» Work instruction: Count each line below that has the word "title" in it, and give only the total.

Data excerpts
====

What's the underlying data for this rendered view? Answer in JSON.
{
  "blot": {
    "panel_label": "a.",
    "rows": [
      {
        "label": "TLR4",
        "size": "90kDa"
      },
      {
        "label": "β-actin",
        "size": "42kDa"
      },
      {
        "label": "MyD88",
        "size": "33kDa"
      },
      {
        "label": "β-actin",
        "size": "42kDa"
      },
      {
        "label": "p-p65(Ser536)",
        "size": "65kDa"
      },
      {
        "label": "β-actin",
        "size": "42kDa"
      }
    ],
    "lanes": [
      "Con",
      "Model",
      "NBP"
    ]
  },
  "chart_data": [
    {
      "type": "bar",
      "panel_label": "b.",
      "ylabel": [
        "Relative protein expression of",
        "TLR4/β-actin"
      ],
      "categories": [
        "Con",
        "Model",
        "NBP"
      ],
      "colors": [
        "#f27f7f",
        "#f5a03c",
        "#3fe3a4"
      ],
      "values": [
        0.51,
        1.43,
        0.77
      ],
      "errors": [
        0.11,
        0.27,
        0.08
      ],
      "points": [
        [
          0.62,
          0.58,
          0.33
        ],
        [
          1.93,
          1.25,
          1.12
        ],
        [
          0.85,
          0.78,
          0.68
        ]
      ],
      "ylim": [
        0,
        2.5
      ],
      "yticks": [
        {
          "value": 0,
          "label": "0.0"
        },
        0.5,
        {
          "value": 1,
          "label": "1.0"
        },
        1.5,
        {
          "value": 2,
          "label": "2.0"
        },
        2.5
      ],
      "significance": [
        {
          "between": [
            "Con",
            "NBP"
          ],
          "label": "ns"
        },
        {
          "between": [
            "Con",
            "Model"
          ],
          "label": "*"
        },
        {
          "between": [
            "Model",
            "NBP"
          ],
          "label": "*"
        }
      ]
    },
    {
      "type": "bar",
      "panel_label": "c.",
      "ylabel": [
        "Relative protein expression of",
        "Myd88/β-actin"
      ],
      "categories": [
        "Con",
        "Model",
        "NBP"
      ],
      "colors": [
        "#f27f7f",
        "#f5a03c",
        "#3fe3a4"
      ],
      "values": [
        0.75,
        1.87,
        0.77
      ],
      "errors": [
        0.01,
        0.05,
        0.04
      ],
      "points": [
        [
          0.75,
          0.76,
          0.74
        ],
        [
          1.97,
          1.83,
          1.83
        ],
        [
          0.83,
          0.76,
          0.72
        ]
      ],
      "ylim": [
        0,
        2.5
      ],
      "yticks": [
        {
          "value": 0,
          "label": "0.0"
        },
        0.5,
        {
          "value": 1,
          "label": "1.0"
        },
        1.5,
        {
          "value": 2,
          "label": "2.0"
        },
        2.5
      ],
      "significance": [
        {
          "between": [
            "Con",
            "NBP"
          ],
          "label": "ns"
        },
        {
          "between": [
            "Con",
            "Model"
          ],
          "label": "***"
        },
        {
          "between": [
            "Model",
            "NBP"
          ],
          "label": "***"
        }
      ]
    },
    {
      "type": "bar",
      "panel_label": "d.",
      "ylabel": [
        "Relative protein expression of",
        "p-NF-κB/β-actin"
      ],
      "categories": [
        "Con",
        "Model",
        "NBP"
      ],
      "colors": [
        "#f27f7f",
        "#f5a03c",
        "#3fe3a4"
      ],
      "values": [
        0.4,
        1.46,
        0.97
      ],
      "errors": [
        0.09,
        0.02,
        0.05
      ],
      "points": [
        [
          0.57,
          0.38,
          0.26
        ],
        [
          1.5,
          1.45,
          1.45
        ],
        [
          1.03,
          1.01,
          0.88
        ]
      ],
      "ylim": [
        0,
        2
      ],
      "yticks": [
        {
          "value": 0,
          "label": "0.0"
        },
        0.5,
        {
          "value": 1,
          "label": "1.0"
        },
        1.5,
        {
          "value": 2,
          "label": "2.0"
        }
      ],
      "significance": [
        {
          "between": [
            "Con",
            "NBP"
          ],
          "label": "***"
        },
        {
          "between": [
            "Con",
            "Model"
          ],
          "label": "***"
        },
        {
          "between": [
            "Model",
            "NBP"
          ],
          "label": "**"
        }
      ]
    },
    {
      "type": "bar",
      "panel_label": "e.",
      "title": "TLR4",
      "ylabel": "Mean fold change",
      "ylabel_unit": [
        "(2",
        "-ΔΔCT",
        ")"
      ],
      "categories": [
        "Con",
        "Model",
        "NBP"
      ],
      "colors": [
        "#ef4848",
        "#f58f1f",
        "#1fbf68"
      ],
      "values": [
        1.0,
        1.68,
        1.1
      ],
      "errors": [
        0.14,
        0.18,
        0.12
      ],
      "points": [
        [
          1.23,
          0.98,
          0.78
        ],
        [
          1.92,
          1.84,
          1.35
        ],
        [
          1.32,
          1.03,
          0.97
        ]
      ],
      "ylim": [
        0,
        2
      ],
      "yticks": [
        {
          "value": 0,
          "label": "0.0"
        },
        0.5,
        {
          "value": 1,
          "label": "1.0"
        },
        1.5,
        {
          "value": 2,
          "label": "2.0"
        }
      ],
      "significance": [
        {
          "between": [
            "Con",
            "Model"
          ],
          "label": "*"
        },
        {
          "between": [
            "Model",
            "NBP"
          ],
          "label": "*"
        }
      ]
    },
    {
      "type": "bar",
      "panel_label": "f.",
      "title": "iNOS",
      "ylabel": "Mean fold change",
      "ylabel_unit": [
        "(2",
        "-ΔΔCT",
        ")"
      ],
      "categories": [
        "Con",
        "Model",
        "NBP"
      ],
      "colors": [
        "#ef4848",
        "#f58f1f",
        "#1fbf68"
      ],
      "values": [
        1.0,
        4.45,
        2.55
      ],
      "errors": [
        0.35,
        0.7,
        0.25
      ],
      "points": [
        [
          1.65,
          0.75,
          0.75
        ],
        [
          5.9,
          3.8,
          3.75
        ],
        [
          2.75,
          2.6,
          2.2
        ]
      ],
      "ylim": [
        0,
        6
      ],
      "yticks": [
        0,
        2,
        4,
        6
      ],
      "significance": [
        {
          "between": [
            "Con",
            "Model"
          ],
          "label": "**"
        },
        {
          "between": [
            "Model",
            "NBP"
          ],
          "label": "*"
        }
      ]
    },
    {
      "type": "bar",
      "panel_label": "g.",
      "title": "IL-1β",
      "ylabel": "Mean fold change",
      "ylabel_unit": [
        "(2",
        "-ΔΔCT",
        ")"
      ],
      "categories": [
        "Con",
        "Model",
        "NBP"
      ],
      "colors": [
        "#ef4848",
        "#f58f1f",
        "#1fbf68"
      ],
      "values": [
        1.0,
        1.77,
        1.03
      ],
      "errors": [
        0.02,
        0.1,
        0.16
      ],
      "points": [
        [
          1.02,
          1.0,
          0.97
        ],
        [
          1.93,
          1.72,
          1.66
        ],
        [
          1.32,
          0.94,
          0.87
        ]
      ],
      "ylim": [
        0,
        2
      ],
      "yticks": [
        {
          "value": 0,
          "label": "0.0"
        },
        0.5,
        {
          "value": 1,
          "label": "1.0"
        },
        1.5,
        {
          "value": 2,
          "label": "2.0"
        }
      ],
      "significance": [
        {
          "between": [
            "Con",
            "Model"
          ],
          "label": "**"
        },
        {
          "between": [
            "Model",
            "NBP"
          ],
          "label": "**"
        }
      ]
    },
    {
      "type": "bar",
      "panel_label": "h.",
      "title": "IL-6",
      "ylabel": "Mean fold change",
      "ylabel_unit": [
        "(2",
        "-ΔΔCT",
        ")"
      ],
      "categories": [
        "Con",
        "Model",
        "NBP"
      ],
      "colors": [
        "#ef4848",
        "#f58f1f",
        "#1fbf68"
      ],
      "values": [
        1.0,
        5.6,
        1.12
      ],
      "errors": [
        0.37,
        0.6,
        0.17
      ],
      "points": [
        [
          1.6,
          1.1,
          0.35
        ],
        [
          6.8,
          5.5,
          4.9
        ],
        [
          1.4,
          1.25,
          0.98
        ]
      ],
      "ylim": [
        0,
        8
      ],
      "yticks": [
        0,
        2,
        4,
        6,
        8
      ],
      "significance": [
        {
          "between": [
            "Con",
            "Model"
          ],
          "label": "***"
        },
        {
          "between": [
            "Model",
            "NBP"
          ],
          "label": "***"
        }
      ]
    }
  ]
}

====

» Output for this task: 4